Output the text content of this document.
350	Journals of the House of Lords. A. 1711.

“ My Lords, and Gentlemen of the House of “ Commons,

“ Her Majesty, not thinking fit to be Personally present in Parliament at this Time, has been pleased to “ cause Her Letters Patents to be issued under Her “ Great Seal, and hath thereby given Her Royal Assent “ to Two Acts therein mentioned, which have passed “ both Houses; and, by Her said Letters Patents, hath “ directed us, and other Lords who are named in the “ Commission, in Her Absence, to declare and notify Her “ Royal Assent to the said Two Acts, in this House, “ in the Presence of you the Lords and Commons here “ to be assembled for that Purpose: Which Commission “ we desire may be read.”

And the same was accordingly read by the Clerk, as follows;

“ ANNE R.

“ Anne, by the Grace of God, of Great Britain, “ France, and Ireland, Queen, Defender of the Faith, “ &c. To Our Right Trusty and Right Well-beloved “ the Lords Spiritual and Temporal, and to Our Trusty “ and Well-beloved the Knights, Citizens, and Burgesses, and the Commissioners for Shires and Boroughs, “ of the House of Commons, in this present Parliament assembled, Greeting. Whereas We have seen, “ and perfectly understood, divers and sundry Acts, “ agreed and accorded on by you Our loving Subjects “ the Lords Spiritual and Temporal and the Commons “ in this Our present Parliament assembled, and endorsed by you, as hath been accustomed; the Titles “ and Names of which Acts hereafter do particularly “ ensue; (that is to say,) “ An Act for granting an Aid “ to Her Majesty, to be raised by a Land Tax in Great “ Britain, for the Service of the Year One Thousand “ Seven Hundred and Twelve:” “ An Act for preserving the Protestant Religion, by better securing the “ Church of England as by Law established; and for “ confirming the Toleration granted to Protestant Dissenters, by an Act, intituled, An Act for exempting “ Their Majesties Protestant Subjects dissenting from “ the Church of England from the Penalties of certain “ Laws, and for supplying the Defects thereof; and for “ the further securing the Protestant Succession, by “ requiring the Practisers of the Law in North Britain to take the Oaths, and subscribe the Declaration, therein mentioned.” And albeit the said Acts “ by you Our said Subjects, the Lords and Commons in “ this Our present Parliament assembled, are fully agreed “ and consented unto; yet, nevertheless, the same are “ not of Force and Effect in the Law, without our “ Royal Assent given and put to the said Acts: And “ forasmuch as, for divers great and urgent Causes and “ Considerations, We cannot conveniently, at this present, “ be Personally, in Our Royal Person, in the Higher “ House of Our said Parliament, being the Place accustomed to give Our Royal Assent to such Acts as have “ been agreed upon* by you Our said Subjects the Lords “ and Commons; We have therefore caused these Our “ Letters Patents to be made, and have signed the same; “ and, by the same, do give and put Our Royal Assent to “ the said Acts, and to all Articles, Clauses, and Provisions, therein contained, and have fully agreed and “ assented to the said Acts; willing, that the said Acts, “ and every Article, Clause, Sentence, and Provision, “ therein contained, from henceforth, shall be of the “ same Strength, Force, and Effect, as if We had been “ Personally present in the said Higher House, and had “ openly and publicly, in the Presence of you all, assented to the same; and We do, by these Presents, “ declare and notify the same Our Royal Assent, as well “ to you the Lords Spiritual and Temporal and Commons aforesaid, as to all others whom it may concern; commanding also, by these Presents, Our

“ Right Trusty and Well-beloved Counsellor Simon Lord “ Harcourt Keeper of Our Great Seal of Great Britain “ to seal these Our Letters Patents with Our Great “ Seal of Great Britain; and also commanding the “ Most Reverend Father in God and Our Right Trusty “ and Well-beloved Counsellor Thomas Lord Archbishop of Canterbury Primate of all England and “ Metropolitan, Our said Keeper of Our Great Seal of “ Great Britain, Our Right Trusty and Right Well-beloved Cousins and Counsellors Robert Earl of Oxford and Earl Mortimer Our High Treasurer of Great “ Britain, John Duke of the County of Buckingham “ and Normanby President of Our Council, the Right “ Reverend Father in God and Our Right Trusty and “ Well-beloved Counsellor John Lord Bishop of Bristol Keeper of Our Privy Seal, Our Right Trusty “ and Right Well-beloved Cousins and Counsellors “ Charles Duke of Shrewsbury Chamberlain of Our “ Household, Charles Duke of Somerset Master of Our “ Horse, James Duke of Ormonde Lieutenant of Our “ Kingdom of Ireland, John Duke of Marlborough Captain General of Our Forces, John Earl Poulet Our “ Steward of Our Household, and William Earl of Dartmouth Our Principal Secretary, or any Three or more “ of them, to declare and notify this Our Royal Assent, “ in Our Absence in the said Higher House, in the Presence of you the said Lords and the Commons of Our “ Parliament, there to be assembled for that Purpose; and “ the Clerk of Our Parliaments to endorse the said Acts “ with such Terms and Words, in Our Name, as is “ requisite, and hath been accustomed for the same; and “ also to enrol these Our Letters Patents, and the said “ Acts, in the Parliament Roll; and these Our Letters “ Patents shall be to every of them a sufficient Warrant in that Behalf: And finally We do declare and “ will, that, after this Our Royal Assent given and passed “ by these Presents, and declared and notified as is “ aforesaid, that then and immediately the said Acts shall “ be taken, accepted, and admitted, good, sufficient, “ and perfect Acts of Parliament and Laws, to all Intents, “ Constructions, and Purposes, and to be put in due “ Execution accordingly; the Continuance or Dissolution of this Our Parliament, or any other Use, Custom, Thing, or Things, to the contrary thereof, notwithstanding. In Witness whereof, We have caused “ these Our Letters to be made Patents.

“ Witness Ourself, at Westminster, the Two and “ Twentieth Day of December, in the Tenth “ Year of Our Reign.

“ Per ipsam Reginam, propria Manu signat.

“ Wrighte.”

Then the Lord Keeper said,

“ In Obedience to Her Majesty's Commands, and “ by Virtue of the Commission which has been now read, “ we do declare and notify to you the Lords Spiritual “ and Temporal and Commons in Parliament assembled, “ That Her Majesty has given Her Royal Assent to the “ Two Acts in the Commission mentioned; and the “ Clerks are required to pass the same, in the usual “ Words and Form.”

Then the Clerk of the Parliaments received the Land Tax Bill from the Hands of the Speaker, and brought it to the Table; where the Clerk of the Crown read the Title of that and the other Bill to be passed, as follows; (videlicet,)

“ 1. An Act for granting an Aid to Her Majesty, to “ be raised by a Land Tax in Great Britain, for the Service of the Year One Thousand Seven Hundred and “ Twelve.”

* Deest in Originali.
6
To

━━━

**SET TASK**
All entries must be repeated verbatim.

**TASK RESPONSE**
Output the text content of this document.
350	Journals of the House of Lords. A. 1711.

“ My Lords, and Gentlemen of the House of “ Commons,

“ Her Majesty, not thinking fit to be Personally present in Parliament at this Time, has been pleased to “ cause Her Letters Patents to be issued under Her “ Great Seal, and hath thereby given Her Royal Assent “ to Two Acts therein mentioned, which have passed “ both Houses; and, by Her said Letters Patents, hath “ directed us, and other Lords who are named in the “ Commission, in Her Absence, to declare and notify Her “ Royal Assent to the said Two Acts, in this House, “ in the Presence of you the Lords and Commons here “ to be assembled for that Purpose: Which Commission “ we desire may be read.”

And the same was accordingly read by the Clerk, as follows;

“ ANNE R.

“ Anne, by the Grace of God, of Great Britain, “ France, and Ireland, Queen, Defender of the Faith, “ &c. To Our Right Trusty and Right Well-beloved “ the Lords Spiritual and Temporal, and to Our Trusty “ and Well-beloved the Knights, Citizens, and Burgesses, and the Commissioners for Shires and Boroughs, “ of the House of Commons, in this present Parliament assembled, Greeting. Whereas We have seen, “ and perfectly understood, divers and sundry Acts, “ agreed and accorded on by you Our loving Subjects “ the Lords Spiritual and Temporal and the Commons “ in this Our present Parliament assembled, and endorsed by you, as hath been accustomed; the Titles “ and Names of which Acts hereafter do particularly “ ensue; (that is to say,) “ An Act for granting an Aid “ to Her Majesty, to be raised by a Land Tax in Great “ Britain, for the Service of the Year One Thousand “ Seven Hundred and Twelve:” “ An Act for preserving the Protestant Religion, by better securing the “ Church of England as by Law established; and for “ confirming the Toleration granted to Protestant Dissenters, by an Act, intituled, An Act for exempting “ Their Majesties Protestant Subjects dissenting from “ the Church of England from the Penalties of certain “ Laws, and for supplying the Defects thereof; and for “ the further securing the Protestant Succession, by “ requiring the Practisers of the Law in North Britain to take the Oaths, and subscribe the Declaration, therein mentioned.” And albeit the said Acts “ by you Our said Subjects, the Lords and Commons in “ this Our present Parliament assembled, are fully agreed “ and consented unto; yet, nevertheless, the same are “ not of Force and Effect in the Law, without our “ Royal Assent given and put to the said Acts: And “ forasmuch as, for divers great and urgent Causes and “ Considerations, We cannot conveniently, at this present, “ be Personally, in Our Royal Person, in the Higher “ House of Our said Parliament, being the Place accustomed to give Our Royal Assent to such Acts as have “ been agreed upon* by you Our said Subjects the Lords “ and Commons; We have therefore caused these Our “ Letters Patents to be made, and have signed the same; “ and, by the same, do give and put Our Royal Assent to “ the said Acts, and to all Articles, Clauses, and Provisions, therein contained, and have fully agreed and “ assented to the said Acts; willing, that the said Acts, “ and every Article, Clause, Sentence, and Provision, “ therein contained, from henceforth, shall be of the “ same Strength, Force, and Effect, as if We had been “ Personally present in the said Higher House, and had “ openly and publicly, in the Presence of you all, assented to the same; and We do, by these Presents, “ declare and notify the same Our Royal Assent, as well “ to you the Lords Spiritual and Temporal and Commons aforesaid, as to all others whom it may concern; commanding also, by these Presents, Our

“ Right Trusty and Well-beloved Counsellor Simon Lord “ Harcourt Keeper of Our Great Seal of Great Britain “ to seal these Our Letters Patents with Our Great “ Seal of Great Britain; and also commanding the “ Most Reverend Father in God and Our Right Trusty “ and Well-beloved Counsellor Thomas Lord Archbishop of Canterbury Primate of all England and “ Metropolitan, Our said Keeper of Our Great Seal of “ Great Britain, Our Right Trusty and Right Well-beloved Cousins and Counsellors Robert Earl of Oxford and Earl Mortimer Our High Treasurer of Great “ Britain, John Duke of the County of Buckingham “ and Normanby President of Our Council, the Right “ Reverend Father in God and Our Right Trusty and “ Well-beloved Counsellor John Lord Bishop of Bristol Keeper of Our Privy Seal, Our Right Trusty “ and Right Well-beloved Cousins and Counsellors “ Charles Duke of Shrewsbury Chamberlain of Our “ Household, Charles Duke of Somerset Master of Our “ Horse, James Duke of Ormonde Lieutenant of Our “ Kingdom of Ireland, John Duke of Marlborough Captain General of Our Forces, John Earl Poulet Our “ Steward of Our Household, and William Earl of Dartmouth Our Principal Secretary, or any Three or more “ of them, to declare and notify this Our Royal Assent, “ in Our Absence in the said Higher House, in the Presence of you the said Lords and the Commons of Our “ Parliament, there to be assembled for that Purpose; and “ the Clerk of Our Parliaments to endorse the said Acts “ with such Terms and Words, in Our Name, as is “ requisite, and hath been accustomed for the same; and “ also to enrol these Our Letters Patents, and the said “ Acts, in the Parliament Roll; and these Our Letters “ Patents shall be to every of them a sufficient Warrant in that Behalf: And finally We do declare and “ will, that, after this Our Royal Assent given and passed “ by these Presents, and declared and notified as is “ aforesaid, that then and immediately the said Acts shall “ be taken, accepted, and admitted, good, sufficient, “ and perfect Acts of Parliament and Laws, to all Intents, “ Constructions, and Purposes, and to be put in due “ Execution accordingly; the Continuance or Dissolution of this Our Parliament, or any other Use, Custom, Thing, or Things, to the contrary thereof, notwithstanding. In Witness whereof, We have caused “ these Our Letters to be made Patents.

“ Witness Ourself, at Westminster, the Two and “ Twentieth Day of December, in the Tenth “ Year of Our Reign.

“ Per ipsam Reginam, propria Manu signat.

“ Wrighte.”

Then the Lord Keeper said,

“ In Obedience to Her Majesty's Commands, and “ by Virtue of the Commission which has been now read, “ we do declare and notify to you the Lords Spiritual “ and Temporal and Commons in Parliament assembled, “ That Her Majesty has given Her Royal Assent to the “ Two Acts in the Commission mentioned; and the “ Clerks are required to pass the same, in the usual “ Words and Form.”

Then the Clerk of the Parliaments received the Land Tax Bill from the Hands of the Speaker, and brought it to the Table; where the Clerk of the Crown read the Title of that and the other Bill to be passed, as follows; (videlicet,)

“ 1. An Act for granting an Aid to Her Majesty, to “ be raised by a Land Tax in Great Britain, for the Service of the Year One Thousand Seven Hundred and “ Twelve.”

* Deest in Originali.
6
To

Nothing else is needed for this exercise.